• _Exercise requirements_
Reproduce all the entries precisely.

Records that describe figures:
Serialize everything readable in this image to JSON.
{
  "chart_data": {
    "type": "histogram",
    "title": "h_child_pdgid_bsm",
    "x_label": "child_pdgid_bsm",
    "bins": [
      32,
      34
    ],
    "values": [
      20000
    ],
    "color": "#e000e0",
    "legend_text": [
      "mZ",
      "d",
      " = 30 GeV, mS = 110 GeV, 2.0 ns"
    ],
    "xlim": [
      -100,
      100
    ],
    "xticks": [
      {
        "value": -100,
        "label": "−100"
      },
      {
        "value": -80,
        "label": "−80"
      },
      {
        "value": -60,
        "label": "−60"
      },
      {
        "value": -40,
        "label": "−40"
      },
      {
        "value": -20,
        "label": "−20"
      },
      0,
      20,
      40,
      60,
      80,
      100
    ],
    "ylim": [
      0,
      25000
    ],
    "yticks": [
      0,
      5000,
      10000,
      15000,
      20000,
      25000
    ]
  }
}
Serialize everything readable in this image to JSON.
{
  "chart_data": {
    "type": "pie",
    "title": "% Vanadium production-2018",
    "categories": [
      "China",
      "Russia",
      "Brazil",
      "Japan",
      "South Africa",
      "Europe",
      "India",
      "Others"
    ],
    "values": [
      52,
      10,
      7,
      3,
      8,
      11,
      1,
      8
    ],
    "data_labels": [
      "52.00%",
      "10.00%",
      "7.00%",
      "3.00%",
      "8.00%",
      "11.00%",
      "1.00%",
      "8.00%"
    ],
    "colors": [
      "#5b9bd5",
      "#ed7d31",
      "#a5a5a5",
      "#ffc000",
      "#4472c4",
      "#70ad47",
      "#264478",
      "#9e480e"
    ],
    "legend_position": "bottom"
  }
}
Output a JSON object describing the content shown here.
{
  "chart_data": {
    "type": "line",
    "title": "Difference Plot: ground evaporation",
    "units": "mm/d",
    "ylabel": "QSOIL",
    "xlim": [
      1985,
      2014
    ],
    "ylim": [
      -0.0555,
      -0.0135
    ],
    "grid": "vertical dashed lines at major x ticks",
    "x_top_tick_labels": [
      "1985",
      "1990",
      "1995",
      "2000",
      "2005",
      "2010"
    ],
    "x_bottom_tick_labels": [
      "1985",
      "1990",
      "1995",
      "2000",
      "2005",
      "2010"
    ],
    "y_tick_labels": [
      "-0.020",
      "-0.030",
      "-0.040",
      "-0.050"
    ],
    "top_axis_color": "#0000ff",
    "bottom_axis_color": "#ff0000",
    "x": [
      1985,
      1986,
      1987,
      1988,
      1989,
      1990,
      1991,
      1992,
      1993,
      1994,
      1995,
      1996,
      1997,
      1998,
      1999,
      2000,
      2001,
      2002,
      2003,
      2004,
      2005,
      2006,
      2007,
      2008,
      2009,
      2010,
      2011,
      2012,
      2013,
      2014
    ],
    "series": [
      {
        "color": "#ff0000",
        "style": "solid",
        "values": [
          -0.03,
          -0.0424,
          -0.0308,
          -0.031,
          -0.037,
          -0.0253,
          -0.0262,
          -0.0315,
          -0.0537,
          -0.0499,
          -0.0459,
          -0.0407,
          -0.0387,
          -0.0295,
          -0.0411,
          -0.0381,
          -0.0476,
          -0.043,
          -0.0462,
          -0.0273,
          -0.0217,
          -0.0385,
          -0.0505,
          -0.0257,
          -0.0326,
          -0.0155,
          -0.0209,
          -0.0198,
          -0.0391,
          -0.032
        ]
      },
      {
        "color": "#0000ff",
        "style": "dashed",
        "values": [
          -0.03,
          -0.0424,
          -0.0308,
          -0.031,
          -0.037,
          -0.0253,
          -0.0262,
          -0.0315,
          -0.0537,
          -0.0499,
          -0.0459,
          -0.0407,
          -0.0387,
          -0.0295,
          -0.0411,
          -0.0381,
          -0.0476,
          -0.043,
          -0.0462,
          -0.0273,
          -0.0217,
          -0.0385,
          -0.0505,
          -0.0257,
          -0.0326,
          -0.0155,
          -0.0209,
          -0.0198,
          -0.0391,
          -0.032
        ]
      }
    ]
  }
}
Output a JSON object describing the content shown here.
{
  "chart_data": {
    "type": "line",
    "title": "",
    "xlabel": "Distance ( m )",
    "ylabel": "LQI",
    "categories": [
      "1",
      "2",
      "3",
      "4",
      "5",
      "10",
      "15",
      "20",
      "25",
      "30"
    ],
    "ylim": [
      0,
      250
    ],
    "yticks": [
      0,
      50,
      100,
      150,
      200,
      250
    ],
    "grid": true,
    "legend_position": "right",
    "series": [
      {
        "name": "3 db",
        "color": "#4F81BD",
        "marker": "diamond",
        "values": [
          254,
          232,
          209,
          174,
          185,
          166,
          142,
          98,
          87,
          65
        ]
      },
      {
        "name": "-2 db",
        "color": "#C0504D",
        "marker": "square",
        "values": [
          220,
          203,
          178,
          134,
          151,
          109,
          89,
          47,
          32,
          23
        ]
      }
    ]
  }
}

• _Response for this exercise_
Serialize everything readable in this image to JSON.
{
  "chart_data": {
    "type": "histogram",
    "title": "h_child_pdgid_bsm",
    "x_label": "child_pdgid_bsm",
    "bins": [
      32,
      34
    ],
    "values": [
      20000
    ],
    "color": "#e000e0",
    "legend_text": [
      "mZ",
      "d",
      " = 30 GeV, mS = 110 GeV, 2.0 ns"
    ],
    "xlim": [
      -100,
      100
    ],
    "xticks": [
      {
        "value": -100,
        "label": "−100"
      },
      {
        "value": -80,
        "label": "−80"
      },
      {
        "value": -60,
        "label": "−60"
      },
      {
        "value": -40,
        "label": "−40"
      },
      {
        "value": -20,
        "label": "−20"
      },
      0,
      20,
      40,
      60,
      80,
      100
    ],
    "ylim": [
      0,
      25000
    ],
    "yticks": [
      0,
      5000,
      10000,
      15000,
      20000,
      25000
    ]
  }
}
Serialize everything readable in this image to JSON.
{
  "chart_data": {
    "type": "pie",
    "title": "% Vanadium production-2018",
    "categories": [
      "China",
      "Russia",
      "Brazil",
      "Japan",
      "South Africa",
      "Europe",
      "India",
      "Others"
    ],
    "values": [
      52,
      10,
      7,
      3,
      8,
      11,
      1,
      8
    ],
    "data_labels": [
      "52.00%",
      "10.00%",
      "7.00%",
      "3.00%",
      "8.00%",
      "11.00%",
      "1.00%",
      "8.00%"
    ],
    "colors": [
      "#5b9bd5",
      "#ed7d31",
      "#a5a5a5",
      "#ffc000",
      "#4472c4",
      "#70ad47",
      "#264478",
      "#9e480e"
    ],
    "legend_position": "bottom"
  }
}
Output a JSON object describing the content shown here.
{
  "chart_data": {
    "type": "line",
    "title": "Difference Plot: ground evaporation",
    "units": "mm/d",
    "ylabel": "QSOIL",
    "xlim": [
      1985,
      2014
    ],
    "ylim": [
      -0.0555,
      -0.0135
    ],
    "grid": "vertical dashed lines at major x ticks",
    "x_top_tick_labels": [
      "1985",
      "1990",
      "1995",
      "2000",
      "2005",
      "2010"
    ],
    "x_bottom_tick_labels": [
      "1985",
      "1990",
      "1995",
      "2000",
      "2005",
      "2010"
    ],
    "y_tick_labels": [
      "-0.020",
      "-0.030",
      "-0.040",
      "-0.050"
    ],
    "top_axis_color": "#0000ff",
    "bottom_axis_color": "#ff0000",
    "x": [
      1985,
      1986,
      1987,
      1988,
      1989,
      1990,
      1991,
      1992,
      1993,
      1994,
      1995,
      1996,
      1997,
      1998,
      1999,
      2000,
      2001,
      2002,
      2003,
      2004,
      2005,
      2006,
      2007,
      2008,
      2009,
      2010,
      2011,
      2012,
      2013,
      2014
    ],
    "series": [
      {
        "color": "#ff0000",
        "style": "solid",
        "values": [
          -0.03,
          -0.0424,
          -0.0308,
          -0.031,
          -0.037,
          -0.0253,
          -0.0262,
          -0.0315,
          -0.0537,
          -0.0499,
          -0.0459,
          -0.0407,
          -0.0387,
          -0.0295,
          -0.0411,
          -0.0381,
          -0.0476,
          -0.043,
          -0.0462,
          -0.0273,
          -0.0217,
          -0.0385,
          -0.0505,
          -0.0257,
          -0.0326,
          -0.0155,
          -0.0209,
          -0.0198,
          -0.0391,
          -0.032
        ]
      },
      {
        "color": "#0000ff",
        "style": "dashed",
        "values": [
          -0.03,
          -0.0424,
          -0.0308,
          -0.031,
          -0.037,
          -0.0253,
          -0.0262,
          -0.0315,
          -0.0537,
          -0.0499,
          -0.0459,
          -0.0407,
          -0.0387,
          -0.0295,
          -0.0411,
          -0.0381,
          -0.0476,
          -0.043,
          -0.0462,
          -0.0273,
          -0.0217,
          -0.0385,
          -0.0505,
          -0.0257,
          -0.0326,
          -0.0155,
          -0.0209,
          -0.0198,
          -0.0391,
          -0.032
        ]
      }
    ]
  }
}
Output a JSON object describing the content shown here.
{
  "chart_data": {
    "type": "line",
    "title": "",
    "xlabel": "Distance ( m )",
    "ylabel": "LQI",
    "categories": [
      "1",
      "2",
      "3",
      "4",
      "5",
      "10",
      "15",
      "20",
      "25",
      "30"
    ],
    "ylim": [
      0,
      250
    ],
    "yticks": [
      0,
      50,
      100,
      150,
      200,
      250
    ],
    "grid": true,
    "legend_position": "right",
    "series": [
      {
        "name": "3 db",
        "color": "#4F81BD",
        "marker": "diamond",
        "values": [
          254,
          232,
          209,
          174,
          185,
          166,
          142,
          98,
          87,
          65
        ]
      },
      {
        "name": "-2 db",
        "color": "#C0504D",
        "marker": "square",
        "values": [
          220,
          203,
          178,
          134,
          151,
          109,
          89,
          47,
          32,
          23
        ]
      }
    ]
  }
}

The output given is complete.